INPUT FOR THIS TASK »

◇ ◇ ◇ ◇

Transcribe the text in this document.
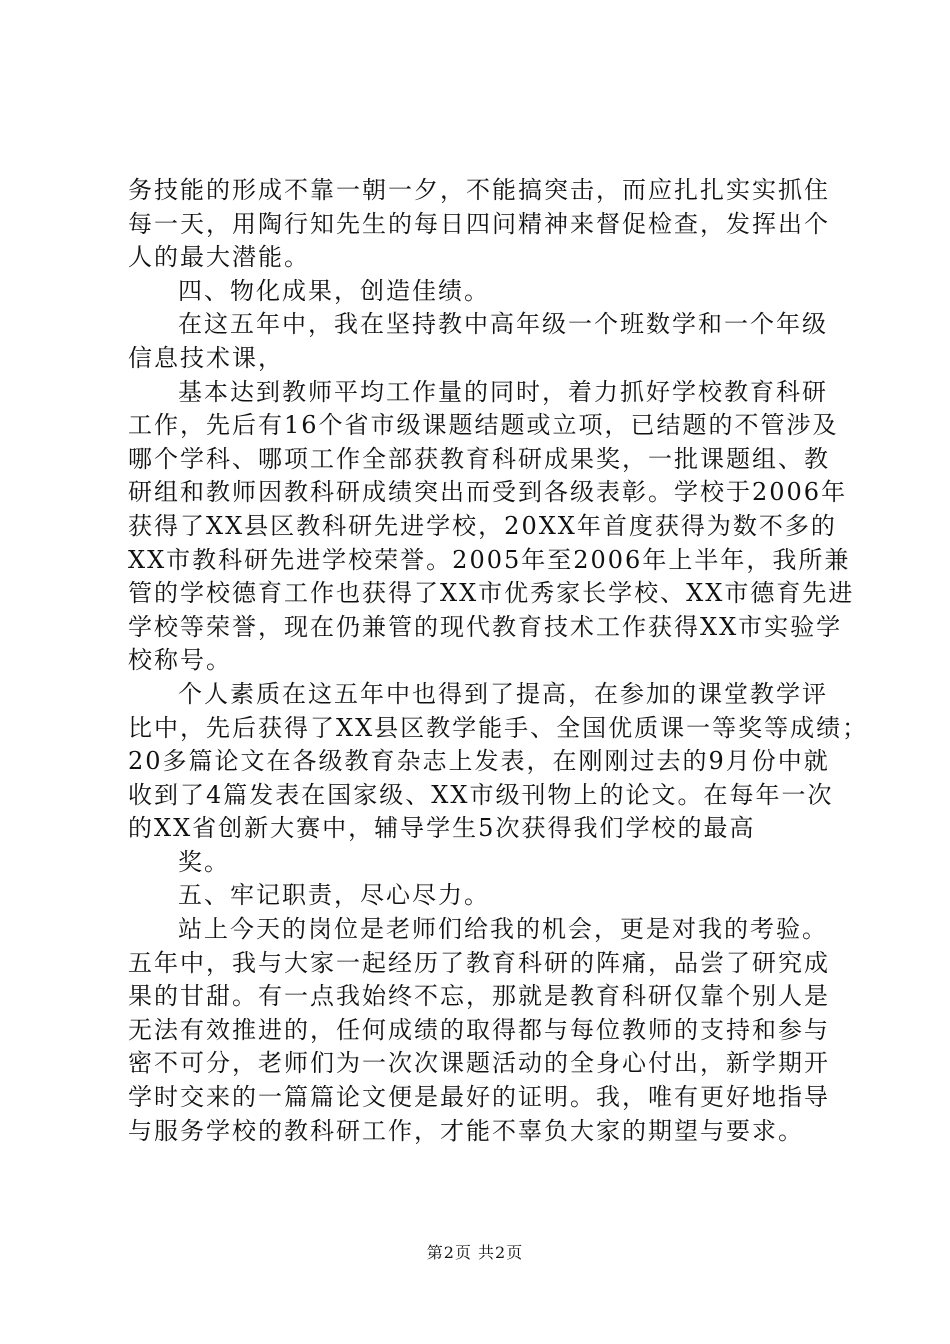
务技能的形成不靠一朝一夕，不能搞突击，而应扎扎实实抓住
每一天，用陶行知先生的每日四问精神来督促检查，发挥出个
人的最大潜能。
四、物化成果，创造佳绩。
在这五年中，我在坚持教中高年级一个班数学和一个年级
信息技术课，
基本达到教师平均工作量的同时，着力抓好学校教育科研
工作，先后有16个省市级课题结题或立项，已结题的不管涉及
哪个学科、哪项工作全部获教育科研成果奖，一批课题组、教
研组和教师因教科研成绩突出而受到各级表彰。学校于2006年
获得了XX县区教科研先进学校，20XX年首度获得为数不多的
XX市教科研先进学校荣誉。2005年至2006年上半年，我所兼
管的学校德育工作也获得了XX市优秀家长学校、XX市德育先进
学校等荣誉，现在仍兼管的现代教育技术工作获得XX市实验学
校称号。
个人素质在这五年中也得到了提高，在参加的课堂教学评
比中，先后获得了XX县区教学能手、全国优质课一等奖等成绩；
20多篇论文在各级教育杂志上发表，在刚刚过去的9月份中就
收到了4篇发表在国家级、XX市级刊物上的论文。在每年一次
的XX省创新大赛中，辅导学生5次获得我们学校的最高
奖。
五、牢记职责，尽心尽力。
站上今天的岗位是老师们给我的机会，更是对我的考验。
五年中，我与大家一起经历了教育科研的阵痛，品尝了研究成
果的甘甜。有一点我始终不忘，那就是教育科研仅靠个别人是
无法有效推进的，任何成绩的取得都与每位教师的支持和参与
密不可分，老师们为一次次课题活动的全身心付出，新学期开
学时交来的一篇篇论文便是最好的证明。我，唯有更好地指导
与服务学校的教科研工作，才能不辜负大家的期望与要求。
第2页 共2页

◇ ◇ ◇ ◇

WRITTEN PROBLEM » Reproduce the full material exactly, excluding the pictures.

THE REPLY »
Transcribe the text in this document.
务技能的形成不靠一朝一夕，不能搞突击，而应扎扎实实抓住
每一天，用陶行知先生的每日四问精神来督促检查，发挥出个
人的最大潜能。
四、物化成果，创造佳绩。
在这五年中，我在坚持教中高年级一个班数学和一个年级
信息技术课，
基本达到教师平均工作量的同时，着力抓好学校教育科研
工作，先后有16个省市级课题结题或立项，已结题的不管涉及
哪个学科、哪项工作全部获教育科研成果奖，一批课题组、教
研组和教师因教科研成绩突出而受到各级表彰。学校于2006年
获得了XX县区教科研先进学校，20XX年首度获得为数不多的
XX市教科研先进学校荣誉。2005年至2006年上半年，我所兼
管的学校德育工作也获得了XX市优秀家长学校、XX市德育先进
学校等荣誉，现在仍兼管的现代教育技术工作获得XX市实验学
校称号。
个人素质在这五年中也得到了提高，在参加的课堂教学评
比中，先后获得了XX县区教学能手、全国优质课一等奖等成绩；
20多篇论文在各级教育杂志上发表，在刚刚过去的9月份中就
收到了4篇发表在国家级、XX市级刊物上的论文。在每年一次
的XX省创新大赛中，辅导学生5次获得我们学校的最高
奖。
五、牢记职责，尽心尽力。
站上今天的岗位是老师们给我的机会，更是对我的考验。
五年中，我与大家一起经历了教育科研的阵痛，品尝了研究成
果的甘甜。有一点我始终不忘，那就是教育科研仅靠个别人是
无法有效推进的，任何成绩的取得都与每位教师的支持和参与
密不可分，老师们为一次次课题活动的全身心付出，新学期开
学时交来的一篇篇论文便是最好的证明。我，唯有更好地指导
与服务学校的教科研工作，才能不辜负大家的期望与要求。
第2页 共2页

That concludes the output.